Please copy every line of the rows below without changing anything.

Spatial layout entries:

-- Begin --

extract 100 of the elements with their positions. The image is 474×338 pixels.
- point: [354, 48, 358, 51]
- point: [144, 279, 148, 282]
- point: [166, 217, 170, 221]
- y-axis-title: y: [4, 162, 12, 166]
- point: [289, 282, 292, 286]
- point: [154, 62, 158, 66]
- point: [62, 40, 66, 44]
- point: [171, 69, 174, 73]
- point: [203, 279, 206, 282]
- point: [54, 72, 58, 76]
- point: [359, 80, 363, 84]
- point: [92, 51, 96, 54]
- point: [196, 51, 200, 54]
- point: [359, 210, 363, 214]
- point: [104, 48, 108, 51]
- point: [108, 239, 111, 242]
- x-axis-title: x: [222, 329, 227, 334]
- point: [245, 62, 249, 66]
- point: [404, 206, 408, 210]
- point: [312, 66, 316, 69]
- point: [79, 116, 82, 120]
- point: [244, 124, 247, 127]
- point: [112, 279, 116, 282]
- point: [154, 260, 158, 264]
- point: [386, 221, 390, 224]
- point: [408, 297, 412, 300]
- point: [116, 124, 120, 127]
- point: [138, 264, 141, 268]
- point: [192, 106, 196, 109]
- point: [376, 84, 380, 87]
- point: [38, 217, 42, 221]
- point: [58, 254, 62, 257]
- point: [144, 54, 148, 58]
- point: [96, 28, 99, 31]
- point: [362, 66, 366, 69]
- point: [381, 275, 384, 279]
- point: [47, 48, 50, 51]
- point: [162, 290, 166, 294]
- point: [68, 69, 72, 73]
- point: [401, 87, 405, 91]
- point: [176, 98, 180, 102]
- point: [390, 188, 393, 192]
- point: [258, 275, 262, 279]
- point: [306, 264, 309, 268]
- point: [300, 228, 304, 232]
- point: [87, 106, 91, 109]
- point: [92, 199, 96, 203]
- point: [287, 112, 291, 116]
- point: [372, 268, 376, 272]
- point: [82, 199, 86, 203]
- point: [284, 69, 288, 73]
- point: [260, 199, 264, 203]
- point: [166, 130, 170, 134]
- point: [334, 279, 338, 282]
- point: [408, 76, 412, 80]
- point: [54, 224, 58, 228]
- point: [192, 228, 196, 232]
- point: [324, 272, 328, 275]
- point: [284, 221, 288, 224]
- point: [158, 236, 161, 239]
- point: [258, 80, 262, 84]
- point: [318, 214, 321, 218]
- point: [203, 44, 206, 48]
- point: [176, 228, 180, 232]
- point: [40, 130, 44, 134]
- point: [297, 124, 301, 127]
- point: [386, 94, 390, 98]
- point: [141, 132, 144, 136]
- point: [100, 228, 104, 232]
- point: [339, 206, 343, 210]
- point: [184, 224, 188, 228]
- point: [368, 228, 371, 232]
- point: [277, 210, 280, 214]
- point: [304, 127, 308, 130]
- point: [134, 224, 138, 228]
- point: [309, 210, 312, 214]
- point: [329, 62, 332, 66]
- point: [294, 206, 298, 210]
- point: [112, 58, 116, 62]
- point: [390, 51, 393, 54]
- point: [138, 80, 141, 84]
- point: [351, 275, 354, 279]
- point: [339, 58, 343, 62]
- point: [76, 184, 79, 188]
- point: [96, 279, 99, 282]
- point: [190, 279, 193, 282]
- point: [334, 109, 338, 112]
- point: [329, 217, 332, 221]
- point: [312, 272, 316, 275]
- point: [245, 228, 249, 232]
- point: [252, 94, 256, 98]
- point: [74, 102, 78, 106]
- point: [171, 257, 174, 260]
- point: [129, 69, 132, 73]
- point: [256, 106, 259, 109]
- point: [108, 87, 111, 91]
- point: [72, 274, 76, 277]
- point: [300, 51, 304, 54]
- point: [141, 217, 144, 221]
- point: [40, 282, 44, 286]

-- End --

#### Expected output
extract 100 of the elements with their positions. The image is 474×338 pixels.
- point: [354, 48, 358, 51]
- point: [144, 279, 148, 282]
- point: [166, 217, 170, 221]
- y-axis-title: y: [4, 162, 12, 166]
- point: [289, 282, 292, 286]
- point: [154, 62, 158, 66]
- point: [62, 40, 66, 44]
- point: [171, 69, 174, 73]
- point: [203, 279, 206, 282]
- point: [54, 72, 58, 76]
- point: [359, 80, 363, 84]
- point: [92, 51, 96, 54]
- point: [196, 51, 200, 54]
- point: [359, 210, 363, 214]
- point: [104, 48, 108, 51]
- point: [108, 239, 111, 242]
- x-axis-title: x: [222, 329, 227, 334]
- point: [245, 62, 249, 66]
- point: [404, 206, 408, 210]
- point: [312, 66, 316, 69]
- point: [79, 116, 82, 120]
- point: [244, 124, 247, 127]
- point: [112, 279, 116, 282]
- point: [154, 260, 158, 264]
- point: [386, 221, 390, 224]
- point: [408, 297, 412, 300]
- point: [116, 124, 120, 127]
- point: [138, 264, 141, 268]
- point: [192, 106, 196, 109]
- point: [376, 84, 380, 87]
- point: [38, 217, 42, 221]
- point: [58, 254, 62, 257]
- point: [144, 54, 148, 58]
- point: [96, 28, 99, 31]
- point: [362, 66, 366, 69]
- point: [381, 275, 384, 279]
- point: [47, 48, 50, 51]
- point: [162, 290, 166, 294]
- point: [68, 69, 72, 73]
- point: [401, 87, 405, 91]
- point: [176, 98, 180, 102]
- point: [390, 188, 393, 192]
- point: [258, 275, 262, 279]
- point: [306, 264, 309, 268]
- point: [300, 228, 304, 232]
- point: [87, 106, 91, 109]
- point: [92, 199, 96, 203]
- point: [287, 112, 291, 116]
- point: [372, 268, 376, 272]
- point: [82, 199, 86, 203]
- point: [284, 69, 288, 73]
- point: [260, 199, 264, 203]
- point: [166, 130, 170, 134]
- point: [334, 279, 338, 282]
- point: [408, 76, 412, 80]
- point: [54, 224, 58, 228]
- point: [192, 228, 196, 232]
- point: [324, 272, 328, 275]
- point: [284, 221, 288, 224]
- point: [158, 236, 161, 239]
- point: [258, 80, 262, 84]
- point: [318, 214, 321, 218]
- point: [203, 44, 206, 48]
- point: [176, 228, 180, 232]
- point: [40, 130, 44, 134]
- point: [297, 124, 301, 127]
- point: [386, 94, 390, 98]
- point: [141, 132, 144, 136]
- point: [100, 228, 104, 232]
- point: [339, 206, 343, 210]
- point: [184, 224, 188, 228]
- point: [368, 228, 371, 232]
- point: [277, 210, 280, 214]
- point: [304, 127, 308, 130]
- point: [134, 224, 138, 228]
- point: [309, 210, 312, 214]
- point: [329, 62, 332, 66]
- point: [294, 206, 298, 210]
- point: [112, 58, 116, 62]
- point: [390, 51, 393, 54]
- point: [138, 80, 141, 84]
- point: [351, 275, 354, 279]
- point: [339, 58, 343, 62]
- point: [76, 184, 79, 188]
- point: [96, 279, 99, 282]
- point: [190, 279, 193, 282]
- point: [334, 109, 338, 112]
- point: [329, 217, 332, 221]
- point: [312, 272, 316, 275]
- point: [245, 228, 249, 232]
- point: [252, 94, 256, 98]
- point: [74, 102, 78, 106]
- point: [171, 257, 174, 260]
- point: [129, 69, 132, 73]
- point: [256, 106, 259, 109]
- point: [108, 87, 111, 91]
- point: [72, 274, 76, 277]
- point: [300, 51, 304, 54]
- point: [141, 217, 144, 221]
- point: [40, 282, 44, 286]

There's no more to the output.